[A block of data]
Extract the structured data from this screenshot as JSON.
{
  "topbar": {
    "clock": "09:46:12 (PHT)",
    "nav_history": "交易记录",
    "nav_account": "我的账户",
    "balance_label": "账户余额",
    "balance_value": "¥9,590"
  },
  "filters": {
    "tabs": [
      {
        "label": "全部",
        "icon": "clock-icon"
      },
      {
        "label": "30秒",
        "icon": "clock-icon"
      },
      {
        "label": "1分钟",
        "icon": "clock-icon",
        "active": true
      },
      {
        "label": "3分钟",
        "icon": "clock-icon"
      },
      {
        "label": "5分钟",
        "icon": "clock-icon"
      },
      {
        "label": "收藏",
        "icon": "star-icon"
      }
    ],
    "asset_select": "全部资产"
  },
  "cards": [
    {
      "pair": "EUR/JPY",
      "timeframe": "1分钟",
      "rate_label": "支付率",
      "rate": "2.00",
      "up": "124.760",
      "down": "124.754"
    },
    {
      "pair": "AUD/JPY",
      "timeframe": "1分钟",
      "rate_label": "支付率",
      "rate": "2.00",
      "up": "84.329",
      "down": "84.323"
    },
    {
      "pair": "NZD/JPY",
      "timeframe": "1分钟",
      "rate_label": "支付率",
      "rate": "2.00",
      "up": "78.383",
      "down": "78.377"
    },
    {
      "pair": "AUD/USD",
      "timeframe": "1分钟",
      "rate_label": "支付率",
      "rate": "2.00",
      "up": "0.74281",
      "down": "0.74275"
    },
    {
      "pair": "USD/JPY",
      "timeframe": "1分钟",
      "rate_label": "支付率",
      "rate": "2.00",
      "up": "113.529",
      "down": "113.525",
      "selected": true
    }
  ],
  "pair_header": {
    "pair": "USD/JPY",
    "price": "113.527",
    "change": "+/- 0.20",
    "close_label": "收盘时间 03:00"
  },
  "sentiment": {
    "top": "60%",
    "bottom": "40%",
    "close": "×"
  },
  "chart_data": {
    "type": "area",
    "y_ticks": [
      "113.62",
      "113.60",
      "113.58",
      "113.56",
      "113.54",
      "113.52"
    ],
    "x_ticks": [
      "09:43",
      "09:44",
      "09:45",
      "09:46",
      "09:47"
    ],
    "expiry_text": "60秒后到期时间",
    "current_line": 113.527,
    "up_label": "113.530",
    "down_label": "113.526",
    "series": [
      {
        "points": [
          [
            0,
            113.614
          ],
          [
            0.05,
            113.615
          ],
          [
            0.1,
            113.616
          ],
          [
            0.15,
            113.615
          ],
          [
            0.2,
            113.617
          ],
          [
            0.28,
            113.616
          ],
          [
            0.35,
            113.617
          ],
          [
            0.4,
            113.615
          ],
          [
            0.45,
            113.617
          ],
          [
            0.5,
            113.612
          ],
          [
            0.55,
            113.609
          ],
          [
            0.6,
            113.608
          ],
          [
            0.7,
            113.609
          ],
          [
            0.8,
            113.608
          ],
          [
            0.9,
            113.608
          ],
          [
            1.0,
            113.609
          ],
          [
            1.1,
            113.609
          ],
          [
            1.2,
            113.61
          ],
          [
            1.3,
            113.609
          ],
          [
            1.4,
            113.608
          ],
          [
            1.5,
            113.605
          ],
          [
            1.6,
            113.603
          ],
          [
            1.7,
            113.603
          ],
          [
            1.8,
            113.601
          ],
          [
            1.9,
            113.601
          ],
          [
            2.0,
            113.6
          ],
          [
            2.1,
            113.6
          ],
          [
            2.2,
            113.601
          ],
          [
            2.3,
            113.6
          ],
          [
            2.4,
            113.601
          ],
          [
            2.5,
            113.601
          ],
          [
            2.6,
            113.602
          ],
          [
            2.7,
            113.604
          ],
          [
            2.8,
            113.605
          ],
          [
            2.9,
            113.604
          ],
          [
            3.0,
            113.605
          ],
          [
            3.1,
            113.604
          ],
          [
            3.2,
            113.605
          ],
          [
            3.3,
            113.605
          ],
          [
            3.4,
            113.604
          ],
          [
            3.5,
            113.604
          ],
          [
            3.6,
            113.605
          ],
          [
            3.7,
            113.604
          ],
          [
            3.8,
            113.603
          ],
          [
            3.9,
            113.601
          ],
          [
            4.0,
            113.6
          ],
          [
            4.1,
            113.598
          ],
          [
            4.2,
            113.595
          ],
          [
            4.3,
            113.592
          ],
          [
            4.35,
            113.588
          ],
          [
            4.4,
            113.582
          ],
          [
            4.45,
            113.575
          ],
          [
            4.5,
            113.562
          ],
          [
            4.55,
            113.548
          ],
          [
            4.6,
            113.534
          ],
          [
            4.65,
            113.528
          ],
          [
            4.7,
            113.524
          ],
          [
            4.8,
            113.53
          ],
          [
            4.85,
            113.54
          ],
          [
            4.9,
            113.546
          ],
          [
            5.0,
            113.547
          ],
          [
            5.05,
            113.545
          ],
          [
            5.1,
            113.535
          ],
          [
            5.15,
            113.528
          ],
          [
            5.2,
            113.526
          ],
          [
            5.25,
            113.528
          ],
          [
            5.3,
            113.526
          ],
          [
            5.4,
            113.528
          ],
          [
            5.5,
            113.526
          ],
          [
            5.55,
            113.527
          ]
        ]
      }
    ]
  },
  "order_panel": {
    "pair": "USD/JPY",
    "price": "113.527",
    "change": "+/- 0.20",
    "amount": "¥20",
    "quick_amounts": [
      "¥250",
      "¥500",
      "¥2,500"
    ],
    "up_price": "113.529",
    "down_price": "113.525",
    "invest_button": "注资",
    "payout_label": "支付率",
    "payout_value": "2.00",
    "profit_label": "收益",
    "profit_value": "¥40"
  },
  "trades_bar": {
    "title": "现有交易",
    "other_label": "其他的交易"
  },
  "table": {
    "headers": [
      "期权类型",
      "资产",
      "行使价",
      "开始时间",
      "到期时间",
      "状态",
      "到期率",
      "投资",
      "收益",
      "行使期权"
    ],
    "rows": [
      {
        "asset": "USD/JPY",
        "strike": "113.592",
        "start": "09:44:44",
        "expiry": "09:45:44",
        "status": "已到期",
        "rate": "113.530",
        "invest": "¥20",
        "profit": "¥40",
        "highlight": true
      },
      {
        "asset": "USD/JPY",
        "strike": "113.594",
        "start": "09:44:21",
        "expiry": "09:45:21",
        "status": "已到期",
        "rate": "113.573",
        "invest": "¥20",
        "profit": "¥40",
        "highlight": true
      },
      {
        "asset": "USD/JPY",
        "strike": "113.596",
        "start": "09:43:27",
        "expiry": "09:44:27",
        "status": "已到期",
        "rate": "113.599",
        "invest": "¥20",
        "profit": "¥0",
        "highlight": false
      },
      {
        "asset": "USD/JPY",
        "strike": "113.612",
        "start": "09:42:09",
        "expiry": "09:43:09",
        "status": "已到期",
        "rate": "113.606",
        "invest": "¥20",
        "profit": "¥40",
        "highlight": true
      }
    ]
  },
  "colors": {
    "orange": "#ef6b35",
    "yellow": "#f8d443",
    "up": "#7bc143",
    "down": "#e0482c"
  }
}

- _EXERCISE REQUIREMENTS_: Every line of the records above needs to be given again exactly.

- _SOLUTION TO THIS TASK_:
Extract the structured data from this screenshot as JSON.
{
  "topbar": {
    "clock": "09:46:12 (PHT)",
    "nav_history": "交易记录",
    "nav_account": "我的账户",
    "balance_label": "账户余额",
    "balance_value": "¥9,590"
  },
  "filters": {
    "tabs": [
      {
        "label": "全部",
        "icon": "clock-icon"
      },
      {
        "label": "30秒",
        "icon": "clock-icon"
      },
      {
        "label": "1分钟",
        "icon": "clock-icon",
        "active": true
      },
      {
        "label": "3分钟",
        "icon": "clock-icon"
      },
      {
        "label": "5分钟",
        "icon": "clock-icon"
      },
      {
        "label": "收藏",
        "icon": "star-icon"
      }
    ],
    "asset_select": "全部资产"
  },
  "cards": [
    {
      "pair": "EUR/JPY",
      "timeframe": "1分钟",
      "rate_label": "支付率",
      "rate": "2.00",
      "up": "124.760",
      "down": "124.754"
    },
    {
      "pair": "AUD/JPY",
      "timeframe": "1分钟",
      "rate_label": "支付率",
      "rate": "2.00",
      "up": "84.329",
      "down": "84.323"
    },
    {
      "pair": "NZD/JPY",
      "timeframe": "1分钟",
      "rate_label": "支付率",
      "rate": "2.00",
      "up": "78.383",
      "down": "78.377"
    },
    {
      "pair": "AUD/USD",
      "timeframe": "1分钟",
      "rate_label": "支付率",
      "rate": "2.00",
      "up": "0.74281",
      "down": "0.74275"
    },
    {
      "pair": "USD/JPY",
      "timeframe": "1分钟",
      "rate_label": "支付率",
      "rate": "2.00",
      "up": "113.529",
      "down": "113.525",
      "selected": true
    }
  ],
  "pair_header": {
    "pair": "USD/JPY",
    "price": "113.527",
    "change": "+/- 0.20",
    "close_label": "收盘时间 03:00"
  },
  "sentiment": {
    "top": "60%",
    "bottom": "40%",
    "close": "×"
  },
  "chart_data": {
    "type": "area",
    "y_ticks": [
      "113.62",
      "113.60",
      "113.58",
      "113.56",
      "113.54",
      "113.52"
    ],
    "x_ticks": [
      "09:43",
      "09:44",
      "09:45",
      "09:46",
      "09:47"
    ],
    "expiry_text": "60秒后到期时间",
    "current_line": 113.527,
    "up_label": "113.530",
    "down_label": "113.526",
    "series": [
      {
        "points": [
          [
            0,
            113.614
          ],
          [
            0.05,
            113.615
          ],
          [
            0.1,
            113.616
          ],
          [
            0.15,
            113.615
          ],
          [
            0.2,
            113.617
          ],
          [
            0.28,
            113.616
          ],
          [
            0.35,
            113.617
          ],
          [
            0.4,
            113.615
          ],
          [
            0.45,
            113.617
          ],
          [
            0.5,
            113.612
          ],
          [
            0.55,
            113.609
          ],
          [
            0.6,
            113.608
          ],
          [
            0.7,
            113.609
          ],
          [
            0.8,
            113.608
          ],
          [
            0.9,
            113.608
          ],
          [
            1.0,
            113.609
          ],
          [
            1.1,
            113.609
          ],
          [
            1.2,
            113.61
          ],
          [
            1.3,
            113.609
          ],
          [
            1.4,
            113.608
          ],
          [
            1.5,
            113.605
          ],
          [
            1.6,
            113.603
          ],
          [
            1.7,
            113.603
          ],
          [
            1.8,
            113.601
          ],
          [
            1.9,
            113.601
          ],
          [
            2.0,
            113.6
          ],
          [
            2.1,
            113.6
          ],
          [
            2.2,
            113.601
          ],
          [
            2.3,
            113.6
          ],
          [
            2.4,
            113.601
          ],
          [
            2.5,
            113.601
          ],
          [
            2.6,
            113.602
          ],
          [
            2.7,
            113.604
          ],
          [
            2.8,
            113.605
          ],
          [
            2.9,
            113.604
          ],
          [
            3.0,
            113.605
          ],
          [
            3.1,
            113.604
          ],
          [
            3.2,
            113.605
          ],
          [
            3.3,
            113.605
          ],
          [
            3.4,
            113.604
          ],
          [
            3.5,
            113.604
          ],
          [
            3.6,
            113.605
          ],
          [
            3.7,
            113.604
          ],
          [
            3.8,
            113.603
          ],
          [
            3.9,
            113.601
          ],
          [
            4.0,
            113.6
          ],
          [
            4.1,
            113.598
          ],
          [
            4.2,
            113.595
          ],
          [
            4.3,
            113.592
          ],
          [
            4.35,
            113.588
          ],
          [
            4.4,
            113.582
          ],
          [
            4.45,
            113.575
          ],
          [
            4.5,
            113.562
          ],
          [
            4.55,
            113.548
          ],
          [
            4.6,
            113.534
          ],
          [
            4.65,
            113.528
          ],
          [
            4.7,
            113.524
          ],
          [
            4.8,
            113.53
          ],
          [
            4.85,
            113.54
          ],
          [
            4.9,
            113.546
          ],
          [
            5.0,
            113.547
          ],
          [
            5.05,
            113.545
          ],
          [
            5.1,
            113.535
          ],
          [
            5.15,
            113.528
          ],
          [
            5.2,
            113.526
          ],
          [
            5.25,
            113.528
          ],
          [
            5.3,
            113.526
          ],
          [
            5.4,
            113.528
          ],
          [
            5.5,
            113.526
          ],
          [
            5.55,
            113.527
          ]
        ]
      }
    ]
  },
  "order_panel": {
    "pair": "USD/JPY",
    "price": "113.527",
    "change": "+/- 0.20",
    "amount": "¥20",
    "quick_amounts": [
      "¥250",
      "¥500",
      "¥2,500"
    ],
    "up_price": "113.529",
    "down_price": "113.525",
    "invest_button": "注资",
    "payout_label": "支付率",
    "payout_value": "2.00",
    "profit_label": "收益",
    "profit_value": "¥40"
  },
  "trades_bar": {
    "title": "现有交易",
    "other_label": "其他的交易"
  },
  "table": {
    "headers": [
      "期权类型",
      "资产",
      "行使价",
      "开始时间",
      "到期时间",
      "状态",
      "到期率",
      "投资",
      "收益",
      "行使期权"
    ],
    "rows": [
      {
        "asset": "USD/JPY",
        "strike": "113.592",
        "start": "09:44:44",
        "expiry": "09:45:44",
        "status": "已到期",
        "rate": "113.530",
        "invest": "¥20",
        "profit": "¥40",
        "highlight": true
      },
      {
        "asset": "USD/JPY",
        "strike": "113.594",
        "start": "09:44:21",
        "expiry": "09:45:21",
        "status": "已到期",
        "rate": "113.573",
        "invest": "¥20",
        "profit": "¥40",
        "highlight": true
      },
      {
        "asset": "USD/JPY",
        "strike": "113.596",
        "start": "09:43:27",
        "expiry": "09:44:27",
        "status": "已到期",
        "rate": "113.599",
        "invest": "¥20",
        "profit": "¥0",
        "highlight": false
      },
      {
        "asset": "USD/JPY",
        "strike": "113.612",
        "start": "09:42:09",
        "expiry": "09:43:09",
        "status": "已到期",
        "rate": "113.606",
        "invest": "¥20",
        "profit": "¥40",
        "highlight": true
      }
    ]
  },
  "colors": {
    "orange": "#ef6b35",
    "yellow": "#f8d443",
    "up": "#7bc143",
    "down": "#e0482c"
  }
}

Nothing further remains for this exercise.